# Data excerpts:
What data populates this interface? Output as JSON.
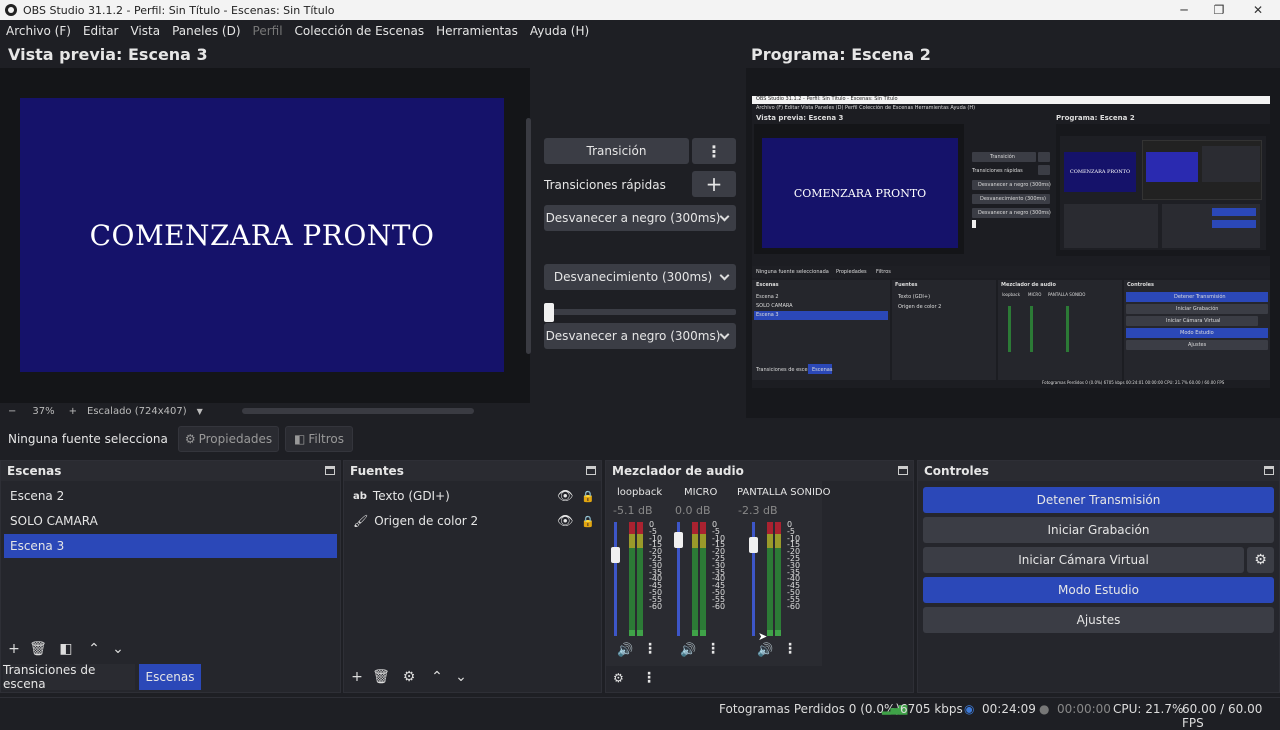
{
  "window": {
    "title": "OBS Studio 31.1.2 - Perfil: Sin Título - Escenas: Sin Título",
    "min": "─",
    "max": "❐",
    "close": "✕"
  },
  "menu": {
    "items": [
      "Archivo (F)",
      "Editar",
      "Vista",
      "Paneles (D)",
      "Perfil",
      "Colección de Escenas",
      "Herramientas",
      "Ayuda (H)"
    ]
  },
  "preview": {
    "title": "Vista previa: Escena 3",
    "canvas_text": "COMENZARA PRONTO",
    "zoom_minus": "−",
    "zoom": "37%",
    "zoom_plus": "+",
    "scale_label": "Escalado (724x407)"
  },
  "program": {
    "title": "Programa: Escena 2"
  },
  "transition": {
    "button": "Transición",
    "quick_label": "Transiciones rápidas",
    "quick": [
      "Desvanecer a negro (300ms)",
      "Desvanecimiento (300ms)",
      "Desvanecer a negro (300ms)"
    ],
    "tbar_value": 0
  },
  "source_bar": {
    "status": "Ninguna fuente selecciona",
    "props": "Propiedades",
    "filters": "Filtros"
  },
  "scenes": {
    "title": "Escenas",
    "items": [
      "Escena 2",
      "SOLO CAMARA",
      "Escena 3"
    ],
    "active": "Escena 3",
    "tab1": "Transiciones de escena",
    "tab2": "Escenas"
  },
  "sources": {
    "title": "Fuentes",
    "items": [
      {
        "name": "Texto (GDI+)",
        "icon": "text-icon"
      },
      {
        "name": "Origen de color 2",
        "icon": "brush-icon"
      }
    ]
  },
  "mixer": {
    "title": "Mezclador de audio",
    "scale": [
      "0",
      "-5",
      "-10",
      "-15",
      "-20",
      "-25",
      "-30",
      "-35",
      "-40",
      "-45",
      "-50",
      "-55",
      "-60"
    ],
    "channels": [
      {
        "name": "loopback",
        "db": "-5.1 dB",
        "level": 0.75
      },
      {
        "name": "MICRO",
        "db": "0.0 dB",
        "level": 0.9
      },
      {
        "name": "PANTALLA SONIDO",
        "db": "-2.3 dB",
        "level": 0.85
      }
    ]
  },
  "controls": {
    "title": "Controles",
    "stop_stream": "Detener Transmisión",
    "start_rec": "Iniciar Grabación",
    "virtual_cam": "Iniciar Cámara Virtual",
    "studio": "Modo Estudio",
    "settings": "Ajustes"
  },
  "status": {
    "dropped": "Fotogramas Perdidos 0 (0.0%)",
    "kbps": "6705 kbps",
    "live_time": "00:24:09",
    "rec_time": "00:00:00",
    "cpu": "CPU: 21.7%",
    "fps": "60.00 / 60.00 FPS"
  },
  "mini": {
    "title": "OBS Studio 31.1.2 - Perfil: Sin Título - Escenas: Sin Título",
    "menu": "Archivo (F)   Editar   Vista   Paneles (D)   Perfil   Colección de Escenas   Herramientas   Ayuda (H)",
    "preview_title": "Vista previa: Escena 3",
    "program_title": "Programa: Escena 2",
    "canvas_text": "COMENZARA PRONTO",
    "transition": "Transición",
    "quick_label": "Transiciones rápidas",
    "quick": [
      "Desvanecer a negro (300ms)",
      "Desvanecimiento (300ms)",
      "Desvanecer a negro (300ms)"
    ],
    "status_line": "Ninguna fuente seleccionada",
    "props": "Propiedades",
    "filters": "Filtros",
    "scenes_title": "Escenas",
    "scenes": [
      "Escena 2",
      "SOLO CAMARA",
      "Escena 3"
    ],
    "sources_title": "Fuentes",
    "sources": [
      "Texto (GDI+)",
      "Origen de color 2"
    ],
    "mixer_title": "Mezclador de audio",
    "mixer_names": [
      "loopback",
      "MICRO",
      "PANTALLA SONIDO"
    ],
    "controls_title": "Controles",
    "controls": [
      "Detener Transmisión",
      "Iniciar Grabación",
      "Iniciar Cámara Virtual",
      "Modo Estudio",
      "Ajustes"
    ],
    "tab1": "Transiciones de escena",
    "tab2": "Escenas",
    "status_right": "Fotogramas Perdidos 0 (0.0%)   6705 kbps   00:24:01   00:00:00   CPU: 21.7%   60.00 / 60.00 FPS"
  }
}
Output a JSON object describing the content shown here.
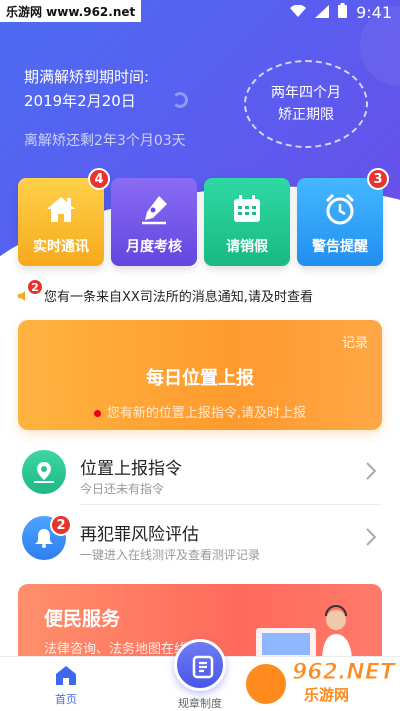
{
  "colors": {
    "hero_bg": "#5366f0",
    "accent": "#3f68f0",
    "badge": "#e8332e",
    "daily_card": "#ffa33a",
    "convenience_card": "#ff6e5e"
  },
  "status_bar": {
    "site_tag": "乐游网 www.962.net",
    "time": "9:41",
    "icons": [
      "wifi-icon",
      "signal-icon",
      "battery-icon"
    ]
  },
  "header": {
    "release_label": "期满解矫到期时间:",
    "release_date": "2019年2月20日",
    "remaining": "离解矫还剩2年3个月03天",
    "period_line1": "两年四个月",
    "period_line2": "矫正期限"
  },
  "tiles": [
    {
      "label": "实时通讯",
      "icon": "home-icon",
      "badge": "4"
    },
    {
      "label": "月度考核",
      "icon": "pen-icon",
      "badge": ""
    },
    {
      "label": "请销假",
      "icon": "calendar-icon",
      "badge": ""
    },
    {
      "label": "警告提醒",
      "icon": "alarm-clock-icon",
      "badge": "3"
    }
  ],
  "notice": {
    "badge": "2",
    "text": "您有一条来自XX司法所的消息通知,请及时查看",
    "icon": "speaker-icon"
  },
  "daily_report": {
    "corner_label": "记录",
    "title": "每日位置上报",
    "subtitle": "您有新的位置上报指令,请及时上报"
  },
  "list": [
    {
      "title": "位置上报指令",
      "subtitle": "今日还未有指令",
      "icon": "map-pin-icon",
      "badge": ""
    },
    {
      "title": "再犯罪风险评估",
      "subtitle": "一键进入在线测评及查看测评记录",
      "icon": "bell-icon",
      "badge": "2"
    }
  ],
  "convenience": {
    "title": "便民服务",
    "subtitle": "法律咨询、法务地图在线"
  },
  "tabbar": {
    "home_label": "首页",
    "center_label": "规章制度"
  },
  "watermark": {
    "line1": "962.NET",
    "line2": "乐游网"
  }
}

# Set task:
In the listing above, find each line with the word "Iniciar" and copy it.

# Exercise response:
    "start_rec": "Iniciar Grabación",
    "virtual_cam": "Iniciar Cámara Virtual",
      "Iniciar Grabación",
      "Iniciar Cámara Virtual",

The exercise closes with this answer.